The Multiple-Testing Problem

A single p-value of 0.05 is a reasonable bar. Run 20,000 of them at once, one per gene, and that same bar will hand you a thousand "discoveries" that are pure noise. This is the single most important statistical idea in genomics, and the reason DESeq2 output has a "padj" column you should trust instead of the raw p-value. This lesson explains the problem and the two standard fixes, then has you implement one yourself.

🟡 Cross-cutting ⏱️ ~45 min 🌐 Runs in your browser 🧮 Statistics

Before you start

  • You know what a p-value is. If "p-value" feels shaky, do Stats you can't avoid first.
  • No coding required to follow along, but a runnable Python cell lets you implement the correction yourself.
  • Any term new? The Glossary has it.

Learning objectives

By the end of this lesson you will be able to: explain why testing thousands of genes inflates false positives, distinguish controlling the FWER from controlling the FDR, apply Bonferroni and Benjamini-Hochberg corrections, and read a p-value histogram as a diagnostic.

The problem, in one number

Recall what p < 0.05 means: if the null hypothesis is true, you will still get a "significant" result 5% of the time, purely by chance. That is the false-positive rate baked into the threshold. It is acceptable when you run one test. But genomics never runs one test.

A typical RNA-seq experiment tests every gene for differential expression, around 20,000 tests in one analysis. Suppose, in the worst case, that not a single gene truly changed. How many would still cross p < 0.05 by chance alone?

20,000 × 0.05 = 1,000 false positives. A thousand genes flagged "significant" from a dataset with zero real signal.

If you hand in that gene list, almost all of it could be noise, and you would have no way to tell the real hits from the garbage. That is the multiple-testing (or multiple-comparisons) problem. GWAS is even more extreme: millions of variants tested at once.

Two different things you might want to control

The fix depends on what kind of error you are willing to tolerate. There are two formal targets:

TargetWhat it controlsUse when
Family-wise error rate (FWER)The probability of making even one false positive across all testsA single false positive is costly: clinical decisions, confirmatory studies
False discovery rate (FDR)The expected proportion of false positives among the hits you call significantExploratory genomics: you accept some false hits as long as most of your list is real

The distinction matters enormously. Controlling FWER is strict: it tries to avoid any false alarm at all, which makes it conservative and prone to missing real effects. Controlling FDR is more permissive and is the right tradeoff for discovery-stage genomics, where you want a gene list that is "mostly true" and will be validated later anyway.

Decode the jargonFalse discovery rate (FDR)

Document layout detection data
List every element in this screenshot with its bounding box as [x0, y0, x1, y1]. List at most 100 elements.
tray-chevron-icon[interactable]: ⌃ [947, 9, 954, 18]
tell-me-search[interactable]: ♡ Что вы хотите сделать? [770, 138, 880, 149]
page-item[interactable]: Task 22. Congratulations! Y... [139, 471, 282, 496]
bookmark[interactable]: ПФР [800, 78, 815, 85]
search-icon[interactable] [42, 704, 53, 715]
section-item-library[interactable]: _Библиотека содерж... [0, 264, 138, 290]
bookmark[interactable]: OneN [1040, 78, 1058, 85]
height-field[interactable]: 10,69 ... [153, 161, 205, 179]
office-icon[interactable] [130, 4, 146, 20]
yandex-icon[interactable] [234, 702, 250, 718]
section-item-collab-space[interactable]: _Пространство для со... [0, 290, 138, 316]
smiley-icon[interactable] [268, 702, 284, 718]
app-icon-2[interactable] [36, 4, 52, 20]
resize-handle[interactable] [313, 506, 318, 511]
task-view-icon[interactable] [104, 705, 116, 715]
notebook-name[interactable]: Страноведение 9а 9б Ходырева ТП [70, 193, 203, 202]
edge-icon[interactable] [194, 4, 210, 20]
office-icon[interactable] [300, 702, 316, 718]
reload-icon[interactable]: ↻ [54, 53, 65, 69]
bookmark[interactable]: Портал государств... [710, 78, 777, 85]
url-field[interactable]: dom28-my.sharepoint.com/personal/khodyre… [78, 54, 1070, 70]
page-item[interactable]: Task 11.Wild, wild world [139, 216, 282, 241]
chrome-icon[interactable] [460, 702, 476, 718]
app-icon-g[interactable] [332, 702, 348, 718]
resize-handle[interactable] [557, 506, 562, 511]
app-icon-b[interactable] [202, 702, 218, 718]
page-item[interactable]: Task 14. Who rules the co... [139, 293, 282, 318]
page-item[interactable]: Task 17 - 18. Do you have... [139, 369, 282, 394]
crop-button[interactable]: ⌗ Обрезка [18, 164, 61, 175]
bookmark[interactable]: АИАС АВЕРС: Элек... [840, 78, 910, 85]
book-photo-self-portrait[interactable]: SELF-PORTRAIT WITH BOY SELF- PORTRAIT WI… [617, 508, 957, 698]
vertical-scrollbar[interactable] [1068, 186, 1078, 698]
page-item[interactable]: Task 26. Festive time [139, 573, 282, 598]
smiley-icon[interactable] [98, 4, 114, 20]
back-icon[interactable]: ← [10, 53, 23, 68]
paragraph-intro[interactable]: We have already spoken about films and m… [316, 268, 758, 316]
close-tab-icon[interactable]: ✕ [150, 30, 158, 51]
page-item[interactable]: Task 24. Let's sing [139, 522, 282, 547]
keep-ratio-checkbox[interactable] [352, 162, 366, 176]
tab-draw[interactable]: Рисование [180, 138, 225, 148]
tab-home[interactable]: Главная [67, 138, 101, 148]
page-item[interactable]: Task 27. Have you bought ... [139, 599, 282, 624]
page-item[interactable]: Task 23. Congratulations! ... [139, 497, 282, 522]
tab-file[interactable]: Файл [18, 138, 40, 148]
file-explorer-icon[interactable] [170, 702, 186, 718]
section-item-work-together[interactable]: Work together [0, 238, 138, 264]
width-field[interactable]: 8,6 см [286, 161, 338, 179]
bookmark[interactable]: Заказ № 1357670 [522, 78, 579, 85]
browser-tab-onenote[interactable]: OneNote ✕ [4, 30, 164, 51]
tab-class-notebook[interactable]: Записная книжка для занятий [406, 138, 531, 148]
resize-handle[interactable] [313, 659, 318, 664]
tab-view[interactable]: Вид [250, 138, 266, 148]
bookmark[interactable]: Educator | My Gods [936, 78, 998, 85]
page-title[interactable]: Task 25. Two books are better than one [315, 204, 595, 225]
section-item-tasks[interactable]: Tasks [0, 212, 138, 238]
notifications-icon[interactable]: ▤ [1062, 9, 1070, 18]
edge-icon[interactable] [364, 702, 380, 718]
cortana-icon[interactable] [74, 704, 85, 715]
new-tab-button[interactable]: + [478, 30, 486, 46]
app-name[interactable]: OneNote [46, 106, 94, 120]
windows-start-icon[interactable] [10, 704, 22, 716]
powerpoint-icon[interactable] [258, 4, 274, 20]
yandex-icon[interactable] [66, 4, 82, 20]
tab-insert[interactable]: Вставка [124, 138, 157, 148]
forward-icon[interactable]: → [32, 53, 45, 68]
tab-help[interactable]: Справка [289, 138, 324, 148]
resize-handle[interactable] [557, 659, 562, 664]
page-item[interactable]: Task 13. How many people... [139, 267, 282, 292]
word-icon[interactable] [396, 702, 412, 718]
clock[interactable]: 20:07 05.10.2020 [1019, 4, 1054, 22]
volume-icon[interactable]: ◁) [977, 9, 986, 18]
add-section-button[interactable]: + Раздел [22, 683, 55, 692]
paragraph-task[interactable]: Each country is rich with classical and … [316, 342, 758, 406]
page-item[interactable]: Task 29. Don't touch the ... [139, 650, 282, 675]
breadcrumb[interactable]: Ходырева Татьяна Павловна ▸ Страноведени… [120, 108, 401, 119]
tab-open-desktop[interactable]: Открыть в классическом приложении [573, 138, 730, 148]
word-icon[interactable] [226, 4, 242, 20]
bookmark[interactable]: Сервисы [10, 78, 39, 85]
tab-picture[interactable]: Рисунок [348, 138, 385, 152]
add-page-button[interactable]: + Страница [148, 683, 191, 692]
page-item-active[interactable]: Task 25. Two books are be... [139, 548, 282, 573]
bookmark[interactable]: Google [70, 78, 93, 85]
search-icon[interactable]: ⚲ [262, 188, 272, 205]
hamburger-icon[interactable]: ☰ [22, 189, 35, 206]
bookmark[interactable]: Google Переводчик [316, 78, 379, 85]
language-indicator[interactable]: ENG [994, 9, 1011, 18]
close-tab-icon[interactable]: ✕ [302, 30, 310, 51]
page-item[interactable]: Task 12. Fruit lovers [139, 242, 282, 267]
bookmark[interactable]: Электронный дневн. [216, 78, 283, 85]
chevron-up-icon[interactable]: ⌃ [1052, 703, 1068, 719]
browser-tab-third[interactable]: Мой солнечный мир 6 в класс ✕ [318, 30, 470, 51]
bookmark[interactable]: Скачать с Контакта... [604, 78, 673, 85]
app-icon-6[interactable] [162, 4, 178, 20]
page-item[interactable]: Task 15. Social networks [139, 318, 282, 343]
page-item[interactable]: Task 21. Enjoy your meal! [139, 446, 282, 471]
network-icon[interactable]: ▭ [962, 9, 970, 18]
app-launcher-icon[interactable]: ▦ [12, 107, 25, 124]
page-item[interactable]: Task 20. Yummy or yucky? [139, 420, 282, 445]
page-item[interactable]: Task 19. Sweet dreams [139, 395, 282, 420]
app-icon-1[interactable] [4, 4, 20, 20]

Work order A
Reproduce the part of the multiple-testing lesson that opens with the words containing "Before you start" and closes with "the correction yourself.".
Work order B
Decide whether each statement agrees with the multiple-testing lesson, answering yes or no and quoting the words that settle it: (i) a typical RNA-seq experiment runs about 20,000 tests in one analysis; (ii) controlling the FWER is the more permissive of the two targets; (iii) following the lesson requires writing code.
The records have nothing to do with the multiple-testing lesson.

Task solution A
Before you start

  • You know what a p-value is. If "p-value" feels shaky, do Stats you can't avoid first.
  • No coding required to follow along, but a runnable Python cell lets you implement the correction yourself.

Task solution B
(i) Yes: "around 20,000 tests in one analysis"
(ii) No: "Controlling FWER is strict"
(iii) No: "No coding required to follow along"